| Short exercise |
Each line that follows is to be retyped exactly.

| Data records |
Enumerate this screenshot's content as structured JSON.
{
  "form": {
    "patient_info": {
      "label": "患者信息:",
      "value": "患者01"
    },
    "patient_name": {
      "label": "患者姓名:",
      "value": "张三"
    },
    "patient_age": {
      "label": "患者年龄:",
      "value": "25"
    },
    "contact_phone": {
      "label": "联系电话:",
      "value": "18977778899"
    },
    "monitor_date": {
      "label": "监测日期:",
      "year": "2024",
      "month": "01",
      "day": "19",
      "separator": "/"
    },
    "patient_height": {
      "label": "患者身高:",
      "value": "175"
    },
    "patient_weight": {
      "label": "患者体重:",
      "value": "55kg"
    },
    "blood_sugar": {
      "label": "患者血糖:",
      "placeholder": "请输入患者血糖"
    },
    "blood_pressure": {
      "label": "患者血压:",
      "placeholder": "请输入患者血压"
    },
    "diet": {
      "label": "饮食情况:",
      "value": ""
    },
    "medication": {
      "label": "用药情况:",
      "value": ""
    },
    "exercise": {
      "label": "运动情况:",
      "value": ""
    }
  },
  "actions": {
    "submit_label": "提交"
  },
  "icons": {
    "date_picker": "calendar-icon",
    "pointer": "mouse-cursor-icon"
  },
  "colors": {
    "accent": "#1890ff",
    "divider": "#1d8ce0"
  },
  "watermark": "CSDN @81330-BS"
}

| Complete answer |
Enumerate this screenshot's content as structured JSON.
{
  "form": {
    "patient_info": {
      "label": "患者信息:",
      "value": "患者01"
    },
    "patient_name": {
      "label": "患者姓名:",
      "value": "张三"
    },
    "patient_age": {
      "label": "患者年龄:",
      "value": "25"
    },
    "contact_phone": {
      "label": "联系电话:",
      "value": "18977778899"
    },
    "monitor_date": {
      "label": "监测日期:",
      "year": "2024",
      "month": "01",
      "day": "19",
      "separator": "/"
    },
    "patient_height": {
      "label": "患者身高:",
      "value": "175"
    },
    "patient_weight": {
      "label": "患者体重:",
      "value": "55kg"
    },
    "blood_sugar": {
      "label": "患者血糖:",
      "placeholder": "请输入患者血糖"
    },
    "blood_pressure": {
      "label": "患者血压:",
      "placeholder": "请输入患者血压"
    },
    "diet": {
      "label": "饮食情况:",
      "value": ""
    },
    "medication": {
      "label": "用药情况:",
      "value": ""
    },
    "exercise": {
      "label": "运动情况:",
      "value": ""
    }
  },
  "actions": {
    "submit_label": "提交"
  },
  "icons": {
    "date_picker": "calendar-icon",
    "pointer": "mouse-cursor-icon"
  },
  "colors": {
    "accent": "#1890ff",
    "divider": "#1d8ce0"
  },
  "watermark": "CSDN @81330-BS"
}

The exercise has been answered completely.